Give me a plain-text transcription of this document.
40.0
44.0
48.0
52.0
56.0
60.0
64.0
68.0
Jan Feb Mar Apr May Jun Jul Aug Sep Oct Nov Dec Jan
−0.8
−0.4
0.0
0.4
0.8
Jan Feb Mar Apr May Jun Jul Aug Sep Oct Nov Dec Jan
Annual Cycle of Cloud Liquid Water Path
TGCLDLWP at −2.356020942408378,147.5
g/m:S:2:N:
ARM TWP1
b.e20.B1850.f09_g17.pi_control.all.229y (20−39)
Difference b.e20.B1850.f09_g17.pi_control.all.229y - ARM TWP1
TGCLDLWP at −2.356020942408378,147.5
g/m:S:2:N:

════════════════════

» **PROBLEM DESCRIPTION**
Extract the listing in its entirety, matching it exactly.

» **EXERCISE SOLUTION**
Give me a plain-text transcription of this document.
40.0
44.0
48.0
52.0
56.0
60.0
64.0
68.0
Jan Feb Mar Apr May Jun Jul Aug Sep Oct Nov Dec Jan
−0.8
−0.4
0.0
0.4
0.8
Jan Feb Mar Apr May Jun Jul Aug Sep Oct Nov Dec Jan
Annual Cycle of Cloud Liquid Water Path
TGCLDLWP at −2.356020942408378,147.5
g/m:S:2:N:
ARM TWP1
b.e20.B1850.f09_g17.pi_control.all.229y (20−39)
Difference b.e20.B1850.f09_g17.pi_control.all.229y - ARM TWP1
TGCLDLWP at −2.356020942408378,147.5
g/m:S:2:N:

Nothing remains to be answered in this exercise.